WRITTEN EXERCISE. Tally every line of the listing where the string "Mitä" is found, and state the total alone.

Recorded data:
start
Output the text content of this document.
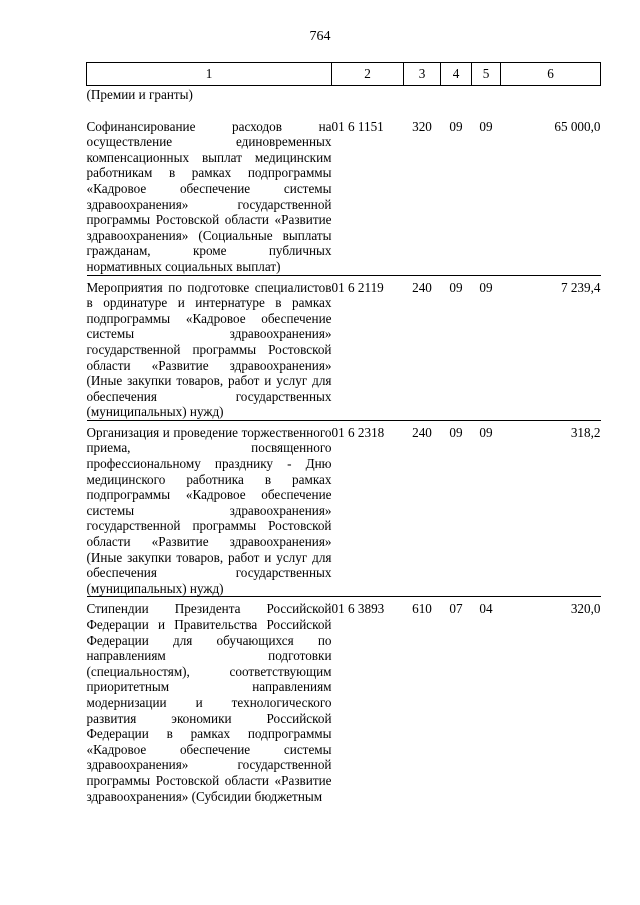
764
1	2	3	4	5	6
(Премии и гранты)					
Софинансирование расходов на осуществление единовременных компенсационных выплат медицинским работникам в рамках подпрограммы «Кадровое обеспечение системы здравоохранения» государственной программы Ростовской области «Развитие здравоохранения» (Социальные выплаты гражданам, кроме публичных нормативных социальных выплат)	01 6 1151	320	09	09	65 000,0
Мероприятия по подготовке специалистов в ординатуре и интернатуре в рамках подпрограммы «Кадровое обеспечение системы здравоохранения» государственной программы Ростовской области «Развитие здравоохранения» (Иные закупки товаров, работ и услуг для обеспечения государственных (муниципальных) нужд)	01 6 2119	240	09	09	7 239,4
Организация и проведение торжественного приема, посвященного профессиональному празднику - Дню медицинского работника в рамках подпрограммы «Кадровое обеспечение системы здравоохранения» государственной программы Ростовской области «Развитие здравоохранения» (Иные закупки товаров, работ и услуг для обеспечения государственных (муниципальных) нужд)	01 6 2318	240	09	09	318,2
Стипендии Президента Российской Федерации и Правительства Российской Федерации для обучающихся по направлениям подготовки (специальностям), соответствующим приоритетным направлениям модернизации и технологического развития экономики Российской Федерации в рамках подпрограммы «Кадровое обеспечение системы здравоохранения» государственной программы Ростовской области «Развитие здравоохранения» (Субсидии бюджетным	01 6 3893	610	07	04	320,0
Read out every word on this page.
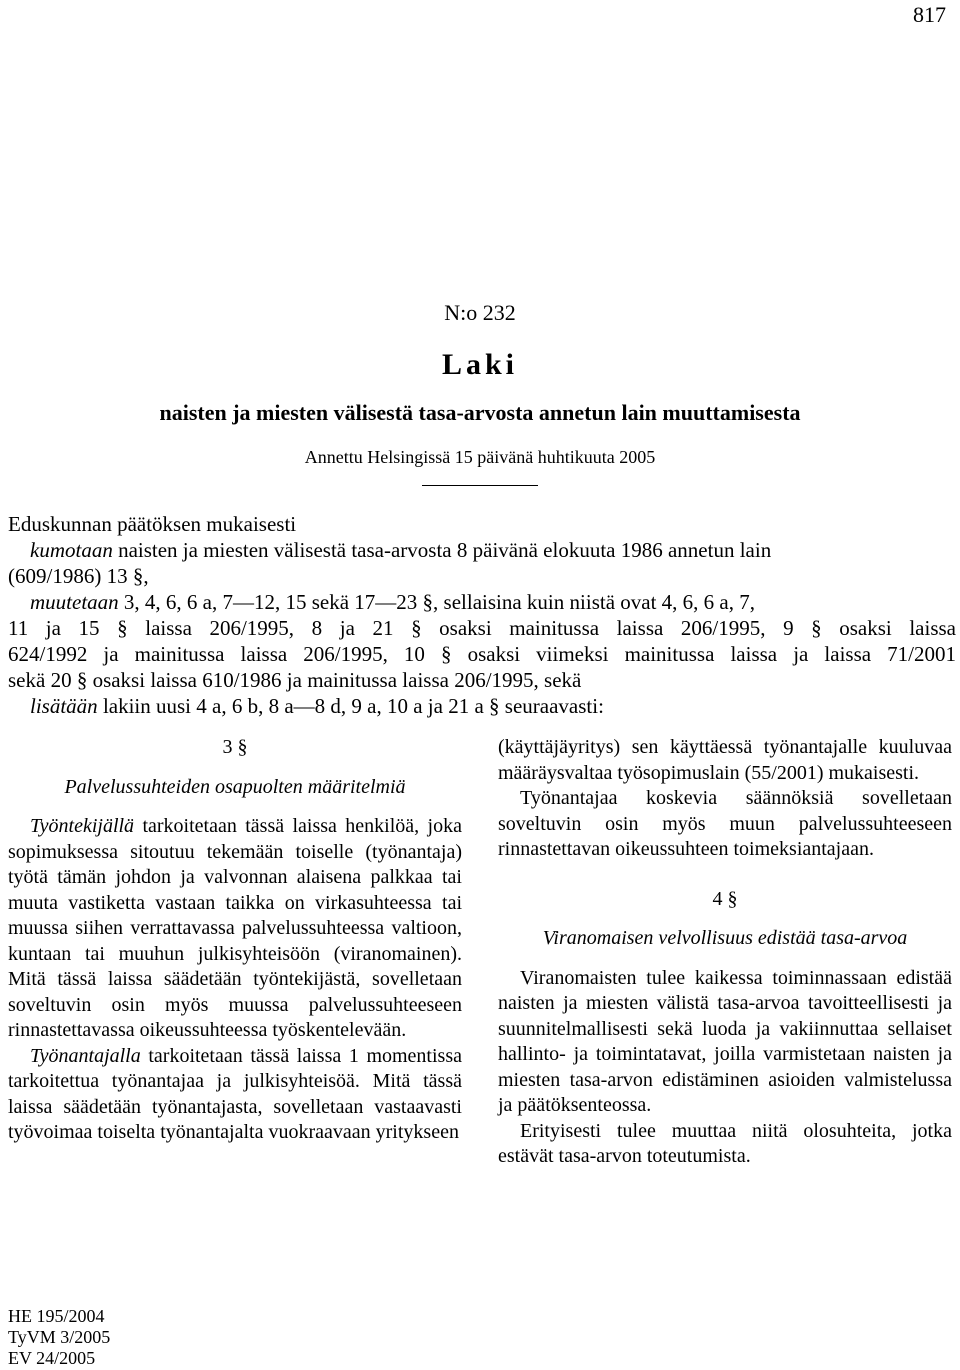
817
N:o 232
Laki
naisten ja miesten välisestä tasa-arvosta annetun lain muuttamisesta
Annettu Helsingissä 15 päivänä huhtikuuta 2005
Eduskunnan päätöksen mukaisesti
kumotaan naisten ja miesten välisestä tasa-arvosta 8 päivänä elokuuta 1986 annetun lain
(609/1986) 13 §,
muutetaan 3, 4, 6, 6 a, 7—12, 15 sekä 17—23 §, sellaisina kuin niistä ovat 4, 6, 6 a, 7,
11 ja 15 § laissa 206/1995, 8 ja 21 § osaksi mainitussa laissa 206/1995, 9 § osaksi laissa
624/1992 ja mainitussa laissa 206/1995, 10 § osaksi viimeksi mainitussa laissa ja laissa 71/2001
sekä 20 § osaksi laissa 610/1986 ja mainitussa laissa 206/1995, sekä
lisätään lakiin uusi 4 a, 6 b, 8 a—8 d, 9 a, 10 a ja 21 a § seuraavasti:
3 §
Palvelussuhteiden osapuolten määritelmiä

Työntekijällä tarkoitetaan tässä laissa henkilöä, joka sopimuksessa sitoutuu tekemään toiselle (työnantaja) työtä tämän johdon ja valvonnan alaisena palkkaa tai muuta vastiketta vastaan taikka on virkasuhteessa tai muussa siihen verrattavassa palvelussuhteessa valtioon, kuntaan tai muuhun julkisyhteisöön (viranomainen). Mitä tässä laissa säädetään työntekijästä, sovelletaan soveltuvin osin myös muussa palvelussuhteeseen rinnastettavassa oikeussuhteessa työskentelevään.

Työnantajalla tarkoitetaan tässä laissa 1 momentissa tarkoitettua työnantajaa ja julkisyhteisöä. Mitä tässä laissa säädetään työnantajasta, sovelletaan vastaavasti työvoimaa toiselta työnantajalta vuokraavaan yritykseen

(käyttäjäyritys) sen käyttäessä työnantajalle kuuluvaa määräysvaltaa työsopimuslain (55/2001) mukaisesti.

Työnantajaa koskevia säännöksiä sovelletaan soveltuvin osin myös muun palvelussuhteeseen rinnastettavan oikeussuhteen toimeksiantajaan.

4 §
Viranomaisen velvollisuus edistää tasa-arvoa

Viranomaisten tulee kaikessa toiminnassaan edistää naisten ja miesten välistä tasa-arvoa tavoitteellisesti ja suunnitelmallisesti sekä luoda ja vakiinnuttaa sellaiset hallinto- ja toimintatavat, joilla varmistetaan naisten ja miesten tasa-arvon edistäminen asioiden valmistelussa ja päätöksenteossa.

Erityisesti tulee muuttaa niitä olosuhteita, jotka estävät tasa-arvon toteutumista.

HE 195/2004
TyVM 3/2005
EV 24/2005
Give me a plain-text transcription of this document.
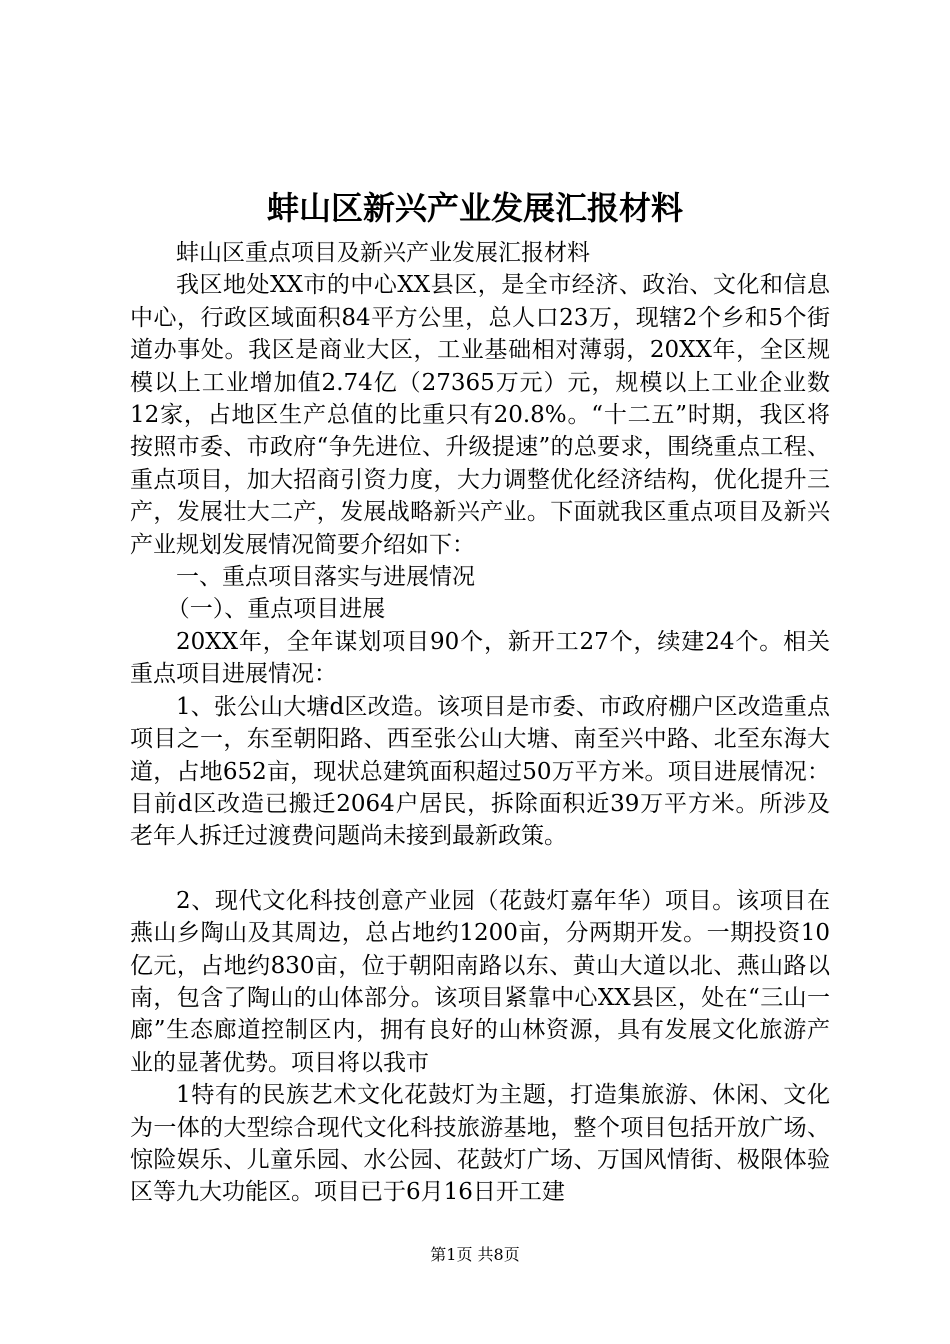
蚌山区新兴产业发展汇报材料

蚌山区重点项目及新兴产业发展汇报材料

我区地处XX市的中心XX县区，是全市经济、政治、文化和信息中心，行政区域面积84平方公里，总人口23万，现辖2个乡和5个街道办事处。我区是商业大区，工业基础相对薄弱，20XX年，全区规模以上工业增加值2.74亿（27365万元）元，规模以上工业企业数12家，占地区生产总值的比重只有20.8%。“十二五”时期，我区将按照市委、市政府“争先进位、升级提速”的总要求，围绕重点工程、重点项目，加大招商引资力度，大力调整优化经济结构，优化提升三产，发展壮大二产，发展战略新兴产业。下面就我区重点项目及新兴产业规划发展情况简要介绍如下：

一、重点项目落实与进展情况

（一）、重点项目进展

20XX年，全年谋划项目90个，新开工27个，续建24个。相关重点项目进展情况：

1、张公山大塘d区改造。该项目是市委、市政府棚户区改造重点项目之一，东至朝阳路、西至张公山大塘、南至兴中路、北至东海大道，占地652亩，现状总建筑面积超过50万平方米。项目进展情况：目前d区改造已搬迁2064户居民，拆除面积近39万平方米。所涉及老年人拆迁过渡费问题尚未接到最新政策。

2、现代文化科技创意产业园（花鼓灯嘉年华）项目。该项目在燕山乡陶山及其周边，总占地约1200亩，分两期开发。一期投资10亿元，占地约830亩，位于朝阳南路以东、黄山大道以北、燕山路以南，包含了陶山的山体部分。该项目紧靠中心XX县区，处在“三山一廊”生态廊道控制区内，拥有良好的山林资源，具有发展文化旅游产业的显著优势。项目将以我市

1特有的民族艺术文化花鼓灯为主题，打造集旅游、休闲、文化为一体的大型综合现代文化科技旅游基地，整个项目包括开放广场、惊险娱乐、儿童乐园、水公园、花鼓灯广场、万国风情街、极限体验区等九大功能区。项目已于6月16日开工建

第1页 共8页
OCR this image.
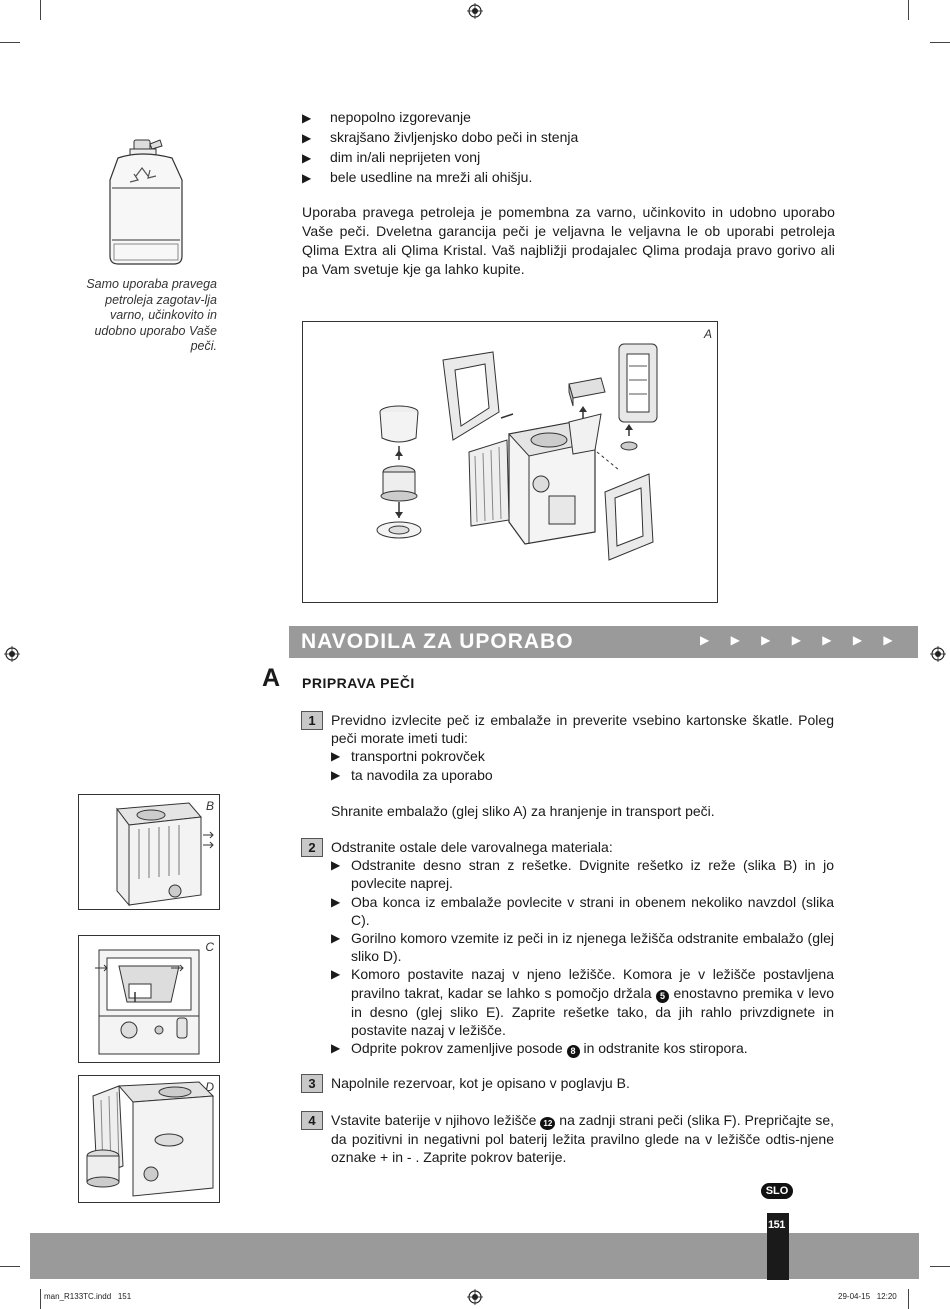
▶ nepopolno izgorevanje
▶ skrajšano življenjsko dobo peči in stenja
▶ dim in/ali neprijeten vonj
▶ bele usedline na mreži ali ohišju.
Uporaba pravega petroleja je pomembna za varno, učinkovito in udobno uporabo Vaše peči. Dveletna garancija peči je veljavna le veljavna le ob uporabi petroleja Qlima Extra ali Qlima Kristal. Vaš najbližji prodajalec Qlima prodaja pravo gorivo ali pa Vam svetuje kje ga lahko kupite.
Samo uporaba pravega petroleja zagotav-lja varno, učinkovito in udobno uporabo Vaše peči.
A
NAVODILA ZA UPORABO	▶ ▶ ▶ ▶ ▶ ▶ ▶
A PRIPRAVA PEČI
1	Previdno izvlecite peč iz embalaže in preverite vsebino kartonske škatle. Poleg peči morate imeti tudi:
▶ transportni pokrovček
▶ ta navodila za uporabo
Shranite embalažo (glej sliko A) za hranjenje in transport peči.
2	Odstranite ostale dele varovalnega materiala:
▶ Odstranite desno stran z rešetke. Dvignite rešetko iz reže (slika B) in jo povlecite naprej.
▶ Oba konca iz embalaže povlecite v strani in obenem nekoliko navzdol (slika C).
▶ Gorilno komoro vzemite iz peči in iz njenega ležišča odstranite embalažo (glej sliko D).
▶ Komoro postavite nazaj v njeno ležišče. Komora je v ležišče postavljena pravilno takrat, kadar se lahko s pomočjo držala 5 enostavno premika v levo in desno (glej sliko E). Zaprite rešetke tako, da jih rahlo privzdignete in postavite nazaj v ležišče.
▶ Odprite pokrov zamenljive posode 8 in odstranite kos stiropora.
3	Napolnile rezervoar, kot je opisano v poglavju B.
4	Vstavite baterije v njihovo ležišče 12 na zadnji strani peči (slika F). Prepričajte se, da pozitivni in negativni pol baterij ležita pravilno glede na v ležišče odtis-njene oznake + in - . Zaprite pokrov baterije.
B
C
D
SLO
151
man_R133TC.indd   151	29-04-15   12:20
end
EXERCISE ANSWER. 2